**WHAT THE EXERCISE ASKS**
Reproduce all of the data that follows, character for character.

Begin

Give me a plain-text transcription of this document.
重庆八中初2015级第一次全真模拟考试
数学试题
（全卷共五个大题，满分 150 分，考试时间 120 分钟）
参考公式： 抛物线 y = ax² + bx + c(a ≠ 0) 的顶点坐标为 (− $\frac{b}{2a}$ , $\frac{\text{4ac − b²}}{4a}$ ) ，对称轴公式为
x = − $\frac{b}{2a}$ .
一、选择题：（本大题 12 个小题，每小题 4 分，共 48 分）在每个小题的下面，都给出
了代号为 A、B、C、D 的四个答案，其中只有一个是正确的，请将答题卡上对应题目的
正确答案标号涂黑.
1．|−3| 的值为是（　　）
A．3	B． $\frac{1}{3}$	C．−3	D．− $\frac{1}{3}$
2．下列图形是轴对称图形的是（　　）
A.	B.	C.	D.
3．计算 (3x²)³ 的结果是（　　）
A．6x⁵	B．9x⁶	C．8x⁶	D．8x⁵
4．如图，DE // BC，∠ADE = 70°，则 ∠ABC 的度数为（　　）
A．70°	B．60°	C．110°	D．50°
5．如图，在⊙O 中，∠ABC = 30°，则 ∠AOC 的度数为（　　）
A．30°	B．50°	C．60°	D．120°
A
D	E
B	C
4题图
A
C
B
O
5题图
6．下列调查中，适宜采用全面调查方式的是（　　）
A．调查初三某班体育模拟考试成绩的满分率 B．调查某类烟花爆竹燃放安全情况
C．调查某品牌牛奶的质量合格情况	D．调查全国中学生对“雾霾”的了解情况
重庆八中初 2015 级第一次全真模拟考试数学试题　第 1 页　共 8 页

End

**TASK RESPONSE**
Give me a plain-text transcription of this document.
重庆八中初2015级第一次全真模拟考试
数学试题
（全卷共五个大题，满分 150 分，考试时间 120 分钟）
参考公式： 抛物线 y = ax² + bx + c(a ≠ 0) 的顶点坐标为 (− $\frac{b}{2a}$ , $\frac{\text{4ac − b²}}{4a}$ ) ，对称轴公式为
x = − $\frac{b}{2a}$ .
一、选择题：（本大题 12 个小题，每小题 4 分，共 48 分）在每个小题的下面，都给出
了代号为 A、B、C、D 的四个答案，其中只有一个是正确的，请将答题卡上对应题目的
正确答案标号涂黑.
1．|−3| 的值为是（　　）
A．3	B． $\frac{1}{3}$	C．−3	D．− $\frac{1}{3}$
2．下列图形是轴对称图形的是（　　）
A.	B.	C.	D.
3．计算 (3x²)³ 的结果是（　　）
A．6x⁵	B．9x⁶	C．8x⁶	D．8x⁵
4．如图，DE // BC，∠ADE = 70°，则 ∠ABC 的度数为（　　）
A．70°	B．60°	C．110°	D．50°
5．如图，在⊙O 中，∠ABC = 30°，则 ∠AOC 的度数为（　　）
A．30°	B．50°	C．60°	D．120°
A
D	E
B	C
4题图
A
C
B
O
5题图
6．下列调查中，适宜采用全面调查方式的是（　　）
A．调查初三某班体育模拟考试成绩的满分率 B．调查某类烟花爆竹燃放安全情况
C．调查某品牌牛奶的质量合格情况	D．调查全国中学生对“雾霾”的了解情况
重庆八中初 2015 级第一次全真模拟考试数学试题　第 1 页　共 8 页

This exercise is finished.